** WHAT TO DO **
Collect all lines below with the string "Sessellift".

— Begin —

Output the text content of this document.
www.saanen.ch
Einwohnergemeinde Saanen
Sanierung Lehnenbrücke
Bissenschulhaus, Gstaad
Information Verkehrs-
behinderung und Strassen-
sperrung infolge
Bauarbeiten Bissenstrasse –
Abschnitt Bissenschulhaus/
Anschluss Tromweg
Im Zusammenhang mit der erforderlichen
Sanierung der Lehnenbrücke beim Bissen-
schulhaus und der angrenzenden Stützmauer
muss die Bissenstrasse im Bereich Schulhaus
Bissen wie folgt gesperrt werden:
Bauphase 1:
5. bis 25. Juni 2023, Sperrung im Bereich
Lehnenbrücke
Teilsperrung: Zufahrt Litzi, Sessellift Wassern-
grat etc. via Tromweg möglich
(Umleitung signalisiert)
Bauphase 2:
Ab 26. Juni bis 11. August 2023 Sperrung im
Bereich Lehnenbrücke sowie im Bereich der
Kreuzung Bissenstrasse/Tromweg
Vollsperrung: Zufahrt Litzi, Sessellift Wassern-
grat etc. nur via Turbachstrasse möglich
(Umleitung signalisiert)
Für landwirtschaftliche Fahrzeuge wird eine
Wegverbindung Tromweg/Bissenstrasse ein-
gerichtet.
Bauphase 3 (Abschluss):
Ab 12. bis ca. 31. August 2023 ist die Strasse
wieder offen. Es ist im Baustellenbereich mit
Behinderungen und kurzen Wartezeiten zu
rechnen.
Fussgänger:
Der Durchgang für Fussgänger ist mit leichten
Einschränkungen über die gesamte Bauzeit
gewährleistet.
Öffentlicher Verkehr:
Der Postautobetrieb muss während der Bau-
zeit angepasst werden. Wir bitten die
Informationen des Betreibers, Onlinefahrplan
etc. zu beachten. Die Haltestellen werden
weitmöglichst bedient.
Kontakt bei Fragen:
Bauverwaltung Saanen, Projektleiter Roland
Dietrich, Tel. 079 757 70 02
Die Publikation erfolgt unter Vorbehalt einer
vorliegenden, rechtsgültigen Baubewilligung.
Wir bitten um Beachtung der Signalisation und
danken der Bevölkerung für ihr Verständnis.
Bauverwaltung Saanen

— End —
— Begin —

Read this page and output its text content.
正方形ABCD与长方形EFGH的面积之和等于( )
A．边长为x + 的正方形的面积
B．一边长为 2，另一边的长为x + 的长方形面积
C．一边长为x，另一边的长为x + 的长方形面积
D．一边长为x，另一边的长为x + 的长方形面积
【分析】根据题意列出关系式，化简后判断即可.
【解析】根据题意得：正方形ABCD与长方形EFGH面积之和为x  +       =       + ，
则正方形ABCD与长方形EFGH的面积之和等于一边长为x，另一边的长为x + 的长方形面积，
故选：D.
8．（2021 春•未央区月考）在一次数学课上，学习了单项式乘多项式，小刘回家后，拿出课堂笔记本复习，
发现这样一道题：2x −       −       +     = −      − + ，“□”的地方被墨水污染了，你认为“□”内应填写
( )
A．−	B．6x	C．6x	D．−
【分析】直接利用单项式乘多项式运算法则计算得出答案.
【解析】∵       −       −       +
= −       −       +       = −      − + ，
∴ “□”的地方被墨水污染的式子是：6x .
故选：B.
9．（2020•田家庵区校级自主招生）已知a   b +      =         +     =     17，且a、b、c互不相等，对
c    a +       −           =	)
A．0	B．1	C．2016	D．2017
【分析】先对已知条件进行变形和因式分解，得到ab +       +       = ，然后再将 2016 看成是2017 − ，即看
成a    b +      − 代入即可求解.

— End —

** EXPECTED ANSWER **
Teilsperrung: Zufahrt Litzi, Sessellift Wassern-
Vollsperrung: Zufahrt Litzi, Sessellift Wassern-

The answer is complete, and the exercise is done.